__TASK TO CARRY OUT__
Pull every line that holds the word "will" from the entries.

━━━━━━

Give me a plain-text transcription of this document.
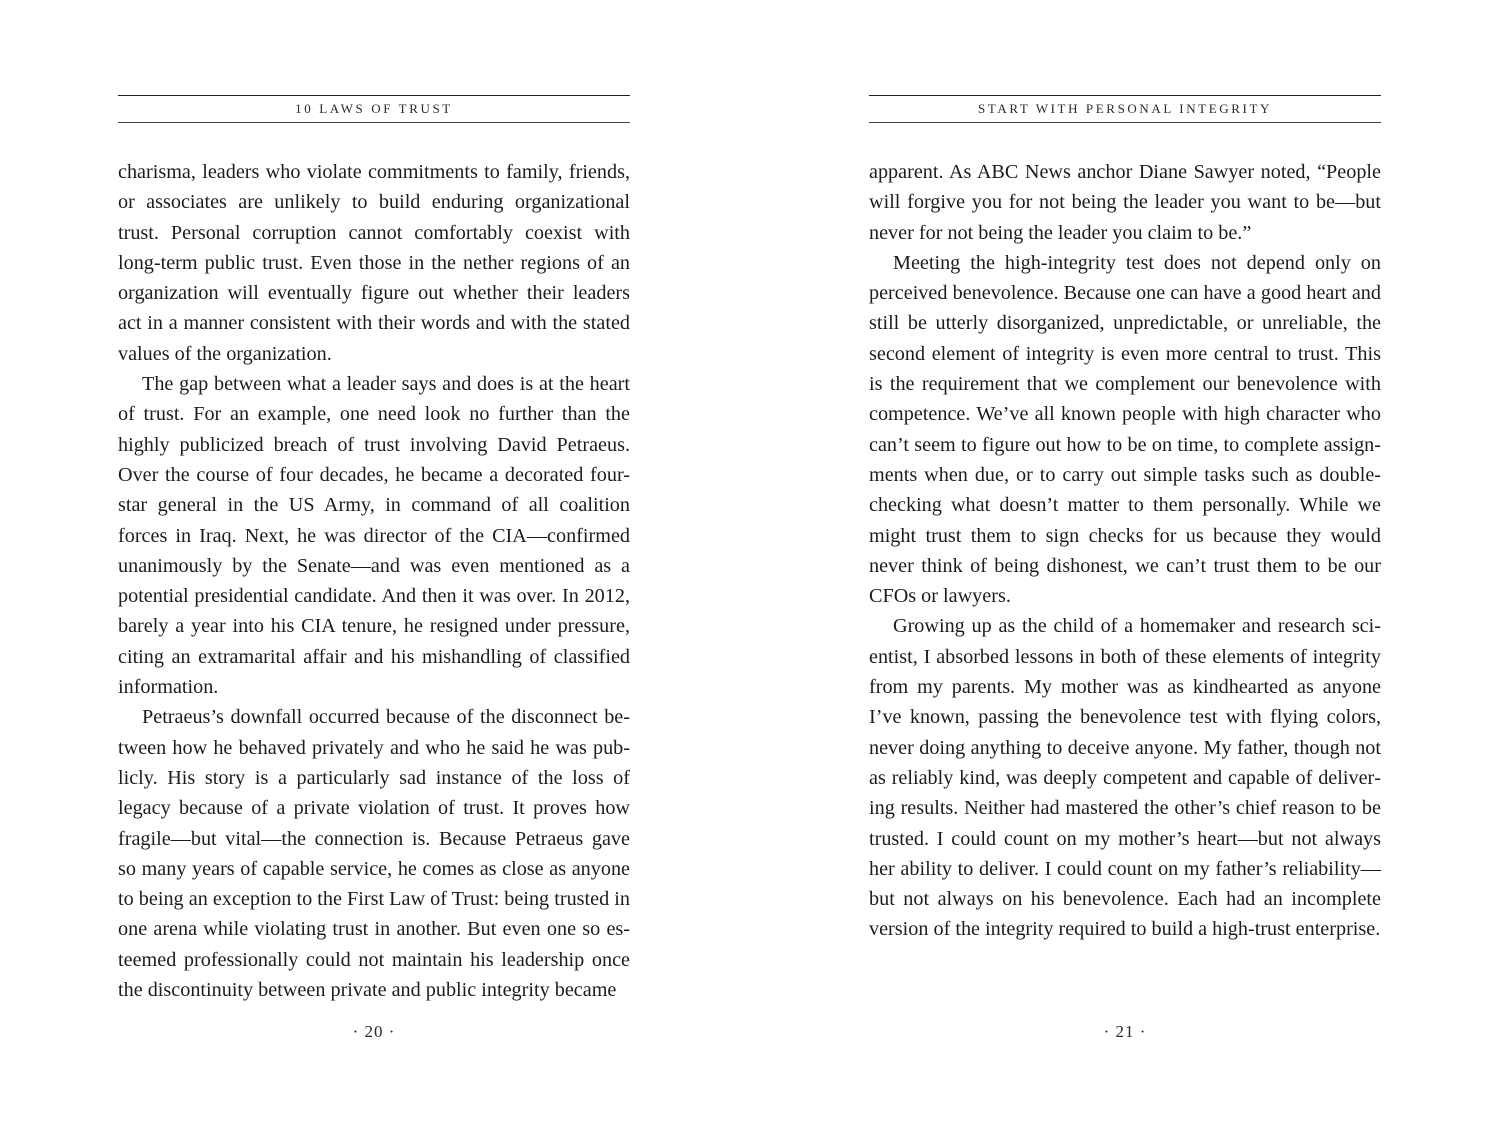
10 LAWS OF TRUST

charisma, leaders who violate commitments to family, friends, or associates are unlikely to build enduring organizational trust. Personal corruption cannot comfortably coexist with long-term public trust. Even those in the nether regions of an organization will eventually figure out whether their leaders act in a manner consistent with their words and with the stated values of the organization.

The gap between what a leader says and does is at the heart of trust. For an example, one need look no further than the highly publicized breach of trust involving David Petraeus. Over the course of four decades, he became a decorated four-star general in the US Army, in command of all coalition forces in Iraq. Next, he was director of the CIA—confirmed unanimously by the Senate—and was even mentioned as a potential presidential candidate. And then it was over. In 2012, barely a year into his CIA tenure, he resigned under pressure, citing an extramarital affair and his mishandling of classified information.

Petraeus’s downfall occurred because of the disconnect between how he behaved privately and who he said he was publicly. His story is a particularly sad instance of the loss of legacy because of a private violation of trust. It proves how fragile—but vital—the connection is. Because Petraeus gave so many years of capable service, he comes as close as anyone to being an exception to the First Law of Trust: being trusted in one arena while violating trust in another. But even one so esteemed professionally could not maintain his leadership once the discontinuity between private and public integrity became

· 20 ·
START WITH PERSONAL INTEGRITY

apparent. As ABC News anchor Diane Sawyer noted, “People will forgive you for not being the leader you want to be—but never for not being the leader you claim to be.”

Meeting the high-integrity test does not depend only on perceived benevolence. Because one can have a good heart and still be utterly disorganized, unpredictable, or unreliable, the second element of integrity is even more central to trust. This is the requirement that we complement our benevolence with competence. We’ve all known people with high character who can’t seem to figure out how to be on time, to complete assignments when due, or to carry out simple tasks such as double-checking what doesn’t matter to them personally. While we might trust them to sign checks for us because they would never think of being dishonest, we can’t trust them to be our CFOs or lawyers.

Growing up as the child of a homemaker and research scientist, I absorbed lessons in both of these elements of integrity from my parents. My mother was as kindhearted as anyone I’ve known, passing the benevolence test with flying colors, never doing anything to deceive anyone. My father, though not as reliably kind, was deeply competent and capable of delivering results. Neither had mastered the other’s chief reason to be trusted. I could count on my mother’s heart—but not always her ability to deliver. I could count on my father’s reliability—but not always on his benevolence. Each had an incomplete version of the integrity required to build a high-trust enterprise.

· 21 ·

━━━━━━

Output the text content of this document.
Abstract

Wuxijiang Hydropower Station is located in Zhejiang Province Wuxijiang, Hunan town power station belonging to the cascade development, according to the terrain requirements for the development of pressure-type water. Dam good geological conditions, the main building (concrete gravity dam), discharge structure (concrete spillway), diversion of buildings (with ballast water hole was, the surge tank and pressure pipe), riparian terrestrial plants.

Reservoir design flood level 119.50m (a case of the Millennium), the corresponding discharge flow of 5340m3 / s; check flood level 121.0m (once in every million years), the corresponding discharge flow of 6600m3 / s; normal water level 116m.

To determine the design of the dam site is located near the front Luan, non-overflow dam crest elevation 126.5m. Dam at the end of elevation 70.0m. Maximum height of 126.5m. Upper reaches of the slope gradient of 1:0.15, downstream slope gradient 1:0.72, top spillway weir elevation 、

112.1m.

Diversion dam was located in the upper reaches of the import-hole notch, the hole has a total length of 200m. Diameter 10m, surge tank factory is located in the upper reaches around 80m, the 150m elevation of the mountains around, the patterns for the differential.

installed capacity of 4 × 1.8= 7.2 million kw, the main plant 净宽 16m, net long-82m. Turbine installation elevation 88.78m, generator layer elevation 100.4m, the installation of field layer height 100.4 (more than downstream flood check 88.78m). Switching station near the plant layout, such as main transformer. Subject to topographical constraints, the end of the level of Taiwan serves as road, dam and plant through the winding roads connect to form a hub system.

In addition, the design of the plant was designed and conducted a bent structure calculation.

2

━━━━━━

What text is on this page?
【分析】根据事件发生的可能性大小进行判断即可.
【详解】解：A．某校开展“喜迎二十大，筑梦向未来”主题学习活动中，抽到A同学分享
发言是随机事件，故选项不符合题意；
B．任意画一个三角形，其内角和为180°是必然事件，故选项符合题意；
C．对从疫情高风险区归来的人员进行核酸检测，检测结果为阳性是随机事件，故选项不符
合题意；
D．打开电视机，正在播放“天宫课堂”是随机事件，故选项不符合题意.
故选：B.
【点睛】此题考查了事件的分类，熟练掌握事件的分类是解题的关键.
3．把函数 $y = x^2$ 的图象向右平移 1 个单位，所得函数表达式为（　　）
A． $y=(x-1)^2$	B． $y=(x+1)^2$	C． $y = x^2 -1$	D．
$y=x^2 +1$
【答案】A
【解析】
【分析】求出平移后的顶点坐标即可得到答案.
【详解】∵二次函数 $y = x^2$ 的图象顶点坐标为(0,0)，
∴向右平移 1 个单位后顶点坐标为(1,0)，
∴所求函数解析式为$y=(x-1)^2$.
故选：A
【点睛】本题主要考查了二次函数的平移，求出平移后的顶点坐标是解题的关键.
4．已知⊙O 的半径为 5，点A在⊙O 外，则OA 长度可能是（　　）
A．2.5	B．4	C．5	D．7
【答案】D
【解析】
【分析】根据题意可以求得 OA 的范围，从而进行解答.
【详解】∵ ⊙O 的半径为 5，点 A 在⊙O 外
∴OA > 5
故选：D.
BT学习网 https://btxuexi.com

━━━━━━

__TASK ANSWER__
charisma, leaders who violate commitments to family, friends, or associates are unlikely to build enduring organizational trust. Personal corruption cannot comfortably coexist with long-term public trust. Even those in the nether regions of an organization will eventually figure out whether their leaders act in a manner consistent with their words and with the stated values of the organization.
apparent. As ABC News anchor Diane Sawyer noted, “People will forgive you for not being the leader you want to be—but never for not being the leader you claim to be.”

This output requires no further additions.